◆ **Goal**: Copy each line containing the word "Restore" from the records that follow, please.

◆ **Entries provided**:
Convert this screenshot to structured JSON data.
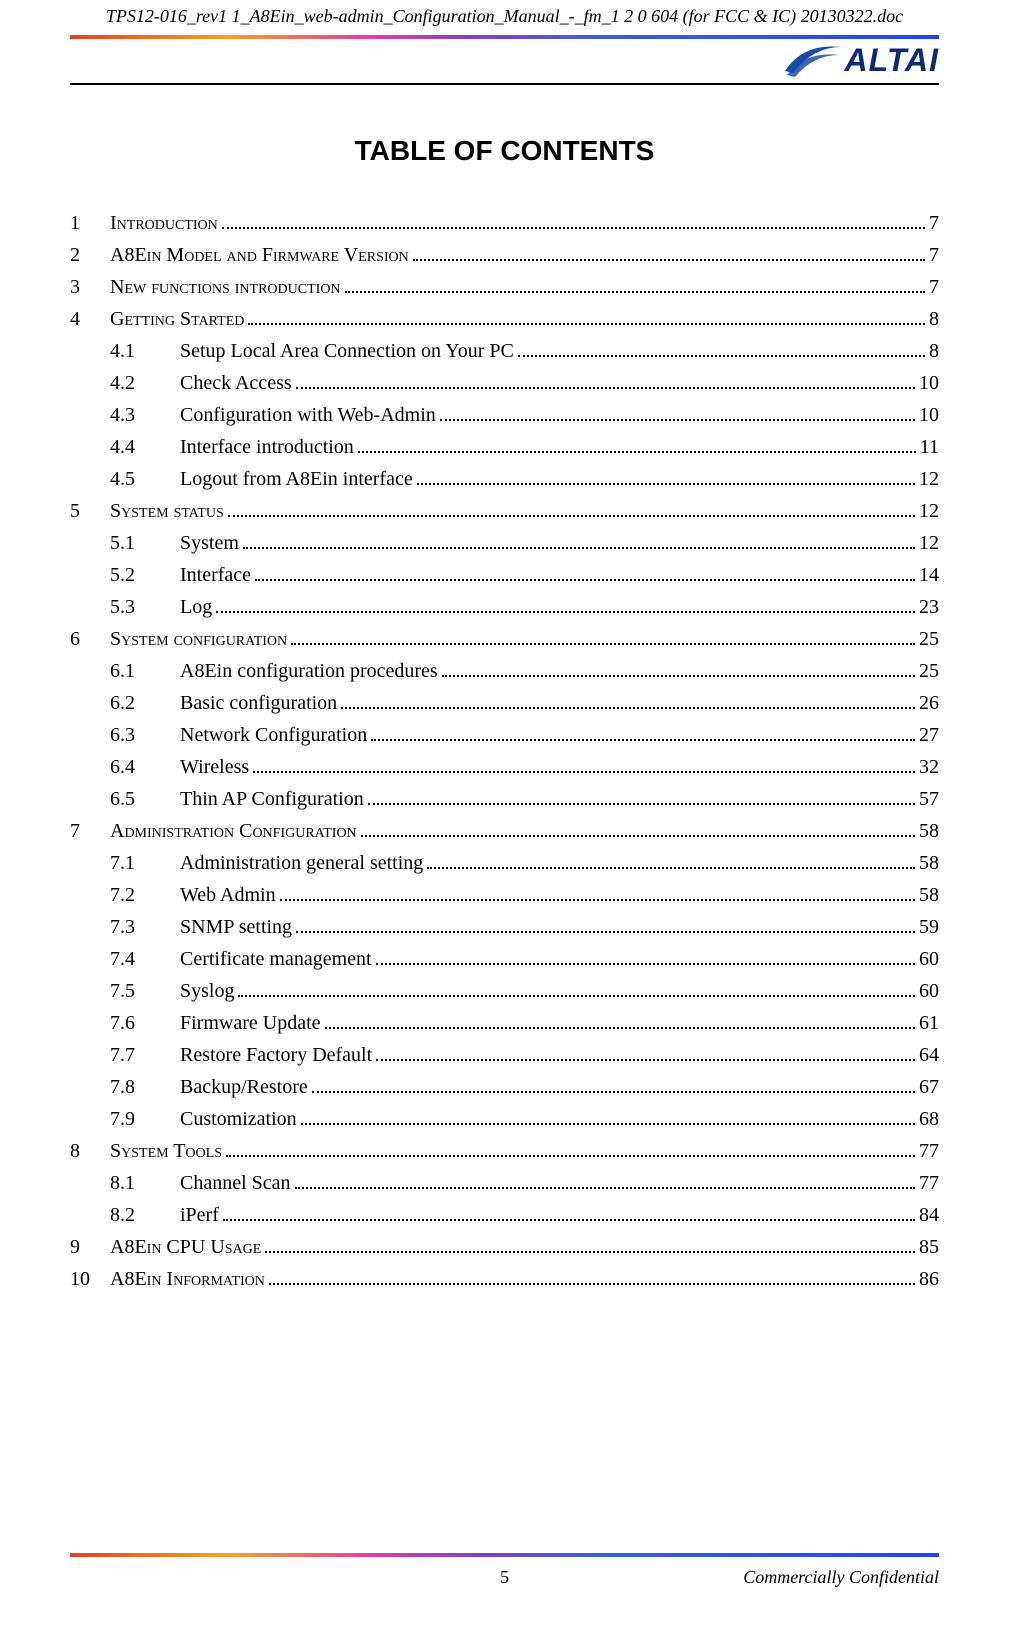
{
  "header": {
    "filename": "TPS12-016_rev1 1_A8Ein_web-admin_Configuration_Manual_-_fm_1 2 0 604 (for FCC & IC) 20130322.doc",
    "logo_text": "ALTAI",
    "logo_color": "#0a2a7a"
  },
  "title": "TABLE OF CONTENTS",
  "toc": [
    {
      "num": "1",
      "text": "Introduction",
      "page": "7",
      "level": 1,
      "smallcaps": true
    },
    {
      "num": "2",
      "text": "A8Ein Model and Firmware Version",
      "page": "7",
      "level": 1,
      "smallcaps": true
    },
    {
      "num": "3",
      "text": "New functions introduction",
      "page": "7",
      "level": 1,
      "smallcaps": true
    },
    {
      "num": "4",
      "text": "Getting Started",
      "page": "8",
      "level": 1,
      "smallcaps": true
    },
    {
      "num": "4.1",
      "text": "Setup Local Area Connection on Your PC",
      "page": "8",
      "level": 2
    },
    {
      "num": "4.2",
      "text": "Check Access",
      "page": "10",
      "level": 2
    },
    {
      "num": "4.3",
      "text": "Configuration with Web-Admin",
      "page": "10",
      "level": 2
    },
    {
      "num": "4.4",
      "text": "Interface introduction",
      "page": "11",
      "level": 2
    },
    {
      "num": "4.5",
      "text": "Logout from A8Ein interface",
      "page": "12",
      "level": 2
    },
    {
      "num": "5",
      "text": "System status",
      "page": "12",
      "level": 1,
      "smallcaps": true
    },
    {
      "num": "5.1",
      "text": "System",
      "page": "12",
      "level": 2
    },
    {
      "num": "5.2",
      "text": "Interface",
      "page": "14",
      "level": 2
    },
    {
      "num": "5.3",
      "text": "Log",
      "page": "23",
      "level": 2
    },
    {
      "num": "6",
      "text": "System configuration",
      "page": "25",
      "level": 1,
      "smallcaps": true
    },
    {
      "num": "6.1",
      "text": "A8Ein configuration procedures",
      "page": "25",
      "level": 2
    },
    {
      "num": "6.2",
      "text": "Basic configuration",
      "page": "26",
      "level": 2
    },
    {
      "num": "6.3",
      "text": "Network Configuration",
      "page": "27",
      "level": 2
    },
    {
      "num": "6.4",
      "text": "Wireless",
      "page": "32",
      "level": 2
    },
    {
      "num": "6.5",
      "text": "Thin AP Configuration",
      "page": "57",
      "level": 2
    },
    {
      "num": "7",
      "text": "Administration Configuration",
      "page": "58",
      "level": 1,
      "smallcaps": true
    },
    {
      "num": "7.1",
      "text": "Administration general setting",
      "page": "58",
      "level": 2
    },
    {
      "num": "7.2",
      "text": "Web Admin",
      "page": "58",
      "level": 2
    },
    {
      "num": "7.3",
      "text": "SNMP setting",
      "page": "59",
      "level": 2
    },
    {
      "num": "7.4",
      "text": "Certificate management",
      "page": "60",
      "level": 2
    },
    {
      "num": "7.5",
      "text": "Syslog",
      "page": "60",
      "level": 2
    },
    {
      "num": "7.6",
      "text": "Firmware Update",
      "page": "61",
      "level": 2
    },
    {
      "num": "7.7",
      "text": "Restore Factory Default",
      "page": "64",
      "level": 2
    },
    {
      "num": "7.8",
      "text": "Backup/Restore",
      "page": "67",
      "level": 2
    },
    {
      "num": "7.9",
      "text": "Customization",
      "page": "68",
      "level": 2
    },
    {
      "num": "8",
      "text": "System Tools",
      "page": "77",
      "level": 1,
      "smallcaps": true
    },
    {
      "num": "8.1",
      "text": "Channel Scan",
      "page": "77",
      "level": 2
    },
    {
      "num": "8.2",
      "text": "iPerf",
      "page": "84",
      "level": 2
    },
    {
      "num": "9",
      "text": "A8Ein CPU Usage",
      "page": "85",
      "level": 1,
      "smallcaps": true
    },
    {
      "num": "10",
      "text": "A8Ein Information",
      "page": "86",
      "level": 1,
      "smallcaps": true
    }
  ],
  "footer": {
    "page_number": "5",
    "confidential": "Commercially Confidential"
  },
  "colors": {
    "gradient": [
      "#e83e1f",
      "#f5a31f",
      "#e83ea0",
      "#8a3ec0",
      "#4060d8",
      "#2040ff"
    ],
    "text": "#000000",
    "background": "#ffffff"
  },
  "typography": {
    "body_font": "Times New Roman",
    "title_font": "Arial",
    "title_size_pt": 21,
    "body_size_pt": 15
  }
}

◆ **Answer to the problem**:
      "text": "Restore Factory Default",
      "text": "Backup/Restore",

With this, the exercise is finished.